> _CHALLENGE_: Wherever the word "increase" turns up in a line of the entries, copy that line.

— start —

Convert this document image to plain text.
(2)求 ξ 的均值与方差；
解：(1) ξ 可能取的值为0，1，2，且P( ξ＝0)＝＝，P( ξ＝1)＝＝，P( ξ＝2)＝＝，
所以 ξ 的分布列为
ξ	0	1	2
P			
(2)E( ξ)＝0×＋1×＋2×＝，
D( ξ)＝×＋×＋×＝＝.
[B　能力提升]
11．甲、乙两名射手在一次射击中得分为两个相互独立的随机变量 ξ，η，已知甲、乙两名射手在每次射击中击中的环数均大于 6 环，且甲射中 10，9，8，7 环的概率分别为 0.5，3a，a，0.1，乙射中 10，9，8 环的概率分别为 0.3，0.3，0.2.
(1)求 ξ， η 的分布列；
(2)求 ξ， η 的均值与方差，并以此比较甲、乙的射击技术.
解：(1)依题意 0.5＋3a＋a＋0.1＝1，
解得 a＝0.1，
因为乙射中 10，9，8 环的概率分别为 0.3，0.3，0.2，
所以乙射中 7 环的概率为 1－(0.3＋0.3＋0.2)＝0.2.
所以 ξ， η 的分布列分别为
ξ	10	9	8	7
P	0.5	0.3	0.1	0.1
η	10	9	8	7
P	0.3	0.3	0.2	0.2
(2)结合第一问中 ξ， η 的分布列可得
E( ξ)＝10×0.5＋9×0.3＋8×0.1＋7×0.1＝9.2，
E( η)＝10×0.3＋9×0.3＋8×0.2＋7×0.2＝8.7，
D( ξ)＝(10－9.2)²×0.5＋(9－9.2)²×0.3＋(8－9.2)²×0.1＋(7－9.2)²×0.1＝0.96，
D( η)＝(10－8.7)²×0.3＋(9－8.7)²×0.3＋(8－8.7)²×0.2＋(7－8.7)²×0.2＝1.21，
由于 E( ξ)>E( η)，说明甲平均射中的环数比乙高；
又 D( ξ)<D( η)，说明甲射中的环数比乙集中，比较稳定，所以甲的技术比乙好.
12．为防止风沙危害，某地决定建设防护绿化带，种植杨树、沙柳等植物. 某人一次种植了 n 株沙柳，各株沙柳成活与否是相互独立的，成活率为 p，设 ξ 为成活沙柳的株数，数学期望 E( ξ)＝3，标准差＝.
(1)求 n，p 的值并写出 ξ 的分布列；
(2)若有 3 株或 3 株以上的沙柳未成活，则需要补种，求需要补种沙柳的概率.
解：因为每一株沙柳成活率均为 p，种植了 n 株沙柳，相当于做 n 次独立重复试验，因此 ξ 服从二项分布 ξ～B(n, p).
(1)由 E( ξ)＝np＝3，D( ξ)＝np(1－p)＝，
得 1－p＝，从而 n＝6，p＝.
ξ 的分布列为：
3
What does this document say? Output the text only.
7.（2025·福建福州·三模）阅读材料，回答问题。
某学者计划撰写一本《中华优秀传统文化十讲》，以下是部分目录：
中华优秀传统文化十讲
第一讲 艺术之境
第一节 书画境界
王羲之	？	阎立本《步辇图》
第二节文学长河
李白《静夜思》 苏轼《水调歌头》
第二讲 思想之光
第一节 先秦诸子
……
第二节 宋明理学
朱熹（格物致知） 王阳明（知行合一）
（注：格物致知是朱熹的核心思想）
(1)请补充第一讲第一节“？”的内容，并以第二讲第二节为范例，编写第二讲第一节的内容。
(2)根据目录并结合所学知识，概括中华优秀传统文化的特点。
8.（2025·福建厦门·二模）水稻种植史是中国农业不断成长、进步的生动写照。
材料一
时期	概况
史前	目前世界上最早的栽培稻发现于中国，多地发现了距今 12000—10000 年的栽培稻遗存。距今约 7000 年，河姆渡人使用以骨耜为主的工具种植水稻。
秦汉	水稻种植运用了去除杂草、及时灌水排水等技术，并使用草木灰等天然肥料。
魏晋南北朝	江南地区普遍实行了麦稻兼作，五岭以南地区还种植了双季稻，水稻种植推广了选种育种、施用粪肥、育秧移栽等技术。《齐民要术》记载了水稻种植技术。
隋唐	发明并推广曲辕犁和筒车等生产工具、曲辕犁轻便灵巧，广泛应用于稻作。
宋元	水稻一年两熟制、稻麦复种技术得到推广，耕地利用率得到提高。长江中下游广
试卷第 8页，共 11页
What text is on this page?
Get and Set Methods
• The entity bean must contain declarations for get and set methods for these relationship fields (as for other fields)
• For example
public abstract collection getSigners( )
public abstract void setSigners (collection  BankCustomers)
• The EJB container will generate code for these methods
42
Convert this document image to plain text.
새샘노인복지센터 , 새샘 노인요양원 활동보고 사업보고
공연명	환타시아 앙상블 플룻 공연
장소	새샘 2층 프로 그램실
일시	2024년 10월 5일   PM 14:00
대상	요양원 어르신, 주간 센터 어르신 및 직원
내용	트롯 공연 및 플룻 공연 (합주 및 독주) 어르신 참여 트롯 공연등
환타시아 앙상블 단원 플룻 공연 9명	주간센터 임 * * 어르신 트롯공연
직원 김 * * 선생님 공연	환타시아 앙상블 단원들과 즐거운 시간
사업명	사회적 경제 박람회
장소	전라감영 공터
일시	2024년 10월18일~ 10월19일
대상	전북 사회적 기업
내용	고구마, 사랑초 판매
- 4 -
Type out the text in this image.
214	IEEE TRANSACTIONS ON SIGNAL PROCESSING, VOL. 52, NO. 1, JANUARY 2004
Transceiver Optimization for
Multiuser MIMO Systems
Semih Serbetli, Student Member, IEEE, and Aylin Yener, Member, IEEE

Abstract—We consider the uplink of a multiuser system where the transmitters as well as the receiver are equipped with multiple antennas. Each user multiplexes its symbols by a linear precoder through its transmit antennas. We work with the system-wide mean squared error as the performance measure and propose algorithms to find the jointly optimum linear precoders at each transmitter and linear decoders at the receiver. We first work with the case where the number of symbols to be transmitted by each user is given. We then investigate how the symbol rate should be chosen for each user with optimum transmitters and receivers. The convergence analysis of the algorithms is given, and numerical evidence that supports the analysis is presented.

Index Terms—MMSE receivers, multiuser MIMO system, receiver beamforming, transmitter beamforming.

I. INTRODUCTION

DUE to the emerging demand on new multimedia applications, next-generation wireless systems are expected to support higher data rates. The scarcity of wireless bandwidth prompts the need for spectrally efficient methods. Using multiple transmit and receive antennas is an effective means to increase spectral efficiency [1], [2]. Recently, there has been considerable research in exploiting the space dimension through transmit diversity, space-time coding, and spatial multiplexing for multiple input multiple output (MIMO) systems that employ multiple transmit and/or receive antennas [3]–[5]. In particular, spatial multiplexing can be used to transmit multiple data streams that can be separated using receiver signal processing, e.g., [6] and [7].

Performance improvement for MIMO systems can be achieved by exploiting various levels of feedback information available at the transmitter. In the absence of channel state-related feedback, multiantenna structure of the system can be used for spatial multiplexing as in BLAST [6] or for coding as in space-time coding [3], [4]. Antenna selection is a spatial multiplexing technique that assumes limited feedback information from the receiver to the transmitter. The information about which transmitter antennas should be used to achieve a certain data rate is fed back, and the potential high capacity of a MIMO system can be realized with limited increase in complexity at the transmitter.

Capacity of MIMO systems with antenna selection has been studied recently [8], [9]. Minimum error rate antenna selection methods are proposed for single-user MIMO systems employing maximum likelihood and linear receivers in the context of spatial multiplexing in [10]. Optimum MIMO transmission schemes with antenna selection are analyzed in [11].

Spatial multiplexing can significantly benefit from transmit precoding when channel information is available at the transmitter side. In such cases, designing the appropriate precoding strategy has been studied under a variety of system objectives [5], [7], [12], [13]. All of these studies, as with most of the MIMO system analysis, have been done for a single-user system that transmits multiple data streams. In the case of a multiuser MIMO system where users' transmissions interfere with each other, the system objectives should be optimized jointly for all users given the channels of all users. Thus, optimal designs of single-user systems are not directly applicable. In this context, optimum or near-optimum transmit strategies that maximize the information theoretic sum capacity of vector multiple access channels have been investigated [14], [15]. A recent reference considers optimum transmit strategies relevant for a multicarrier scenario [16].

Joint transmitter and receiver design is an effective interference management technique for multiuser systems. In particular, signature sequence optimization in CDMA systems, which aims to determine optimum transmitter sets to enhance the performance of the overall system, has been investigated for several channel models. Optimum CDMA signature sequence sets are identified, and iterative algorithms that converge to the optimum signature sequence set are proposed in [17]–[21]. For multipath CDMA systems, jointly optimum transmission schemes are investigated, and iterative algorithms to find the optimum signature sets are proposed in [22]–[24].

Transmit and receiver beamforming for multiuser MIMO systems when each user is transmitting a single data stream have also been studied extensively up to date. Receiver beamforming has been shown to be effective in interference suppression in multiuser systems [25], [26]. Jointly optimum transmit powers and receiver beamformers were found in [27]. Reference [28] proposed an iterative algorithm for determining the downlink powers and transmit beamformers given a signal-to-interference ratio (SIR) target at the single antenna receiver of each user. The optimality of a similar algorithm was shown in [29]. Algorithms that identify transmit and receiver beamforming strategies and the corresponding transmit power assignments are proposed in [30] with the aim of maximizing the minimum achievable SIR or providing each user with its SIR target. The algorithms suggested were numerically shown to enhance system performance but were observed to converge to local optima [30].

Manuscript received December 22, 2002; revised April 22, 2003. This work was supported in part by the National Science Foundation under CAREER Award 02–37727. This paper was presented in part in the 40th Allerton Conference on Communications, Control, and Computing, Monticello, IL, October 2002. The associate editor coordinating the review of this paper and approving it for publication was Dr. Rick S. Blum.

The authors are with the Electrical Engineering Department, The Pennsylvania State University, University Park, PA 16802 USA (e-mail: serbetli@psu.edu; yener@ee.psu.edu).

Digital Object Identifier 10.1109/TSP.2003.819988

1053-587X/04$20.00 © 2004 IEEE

— end —

> _ANSWER TO THE PROBLEM_:
DUE to the emerging demand on new multimedia applications, next-generation wireless systems are expected to support higher data rates. The scarcity of wireless bandwidth prompts the need for spectrally efficient methods. Using multiple transmit and receive antennas is an effective means to increase spectral efficiency [1], [2]. Recently, there has been considerable research in exploiting the space dimension through transmit diversity, space-time coding, and spatial multiplexing for multiple input multiple output (MIMO) systems that employ multiple transmit and/or receive antennas [3]–[5]. In particular, spatial multiplexing can be used to transmit multiple data streams that can be separated using receiver signal processing, e.g., [6] and [7].
Performance improvement for MIMO systems can be achieved by exploiting various levels of feedback information available at the transmitter. In the absence of channel state-related feedback, multiantenna structure of the system can be used for spatial multiplexing as in BLAST [6] or for coding as in space-time coding [3], [4]. Antenna selection is a spatial multiplexing technique that assumes limited feedback information from the receiver to the transmitter. The information about which transmitter antennas should be used to achieve a certain data rate is fed back, and the potential high capacity of a MIMO system can be realized with limited increase in complexity at the transmitter.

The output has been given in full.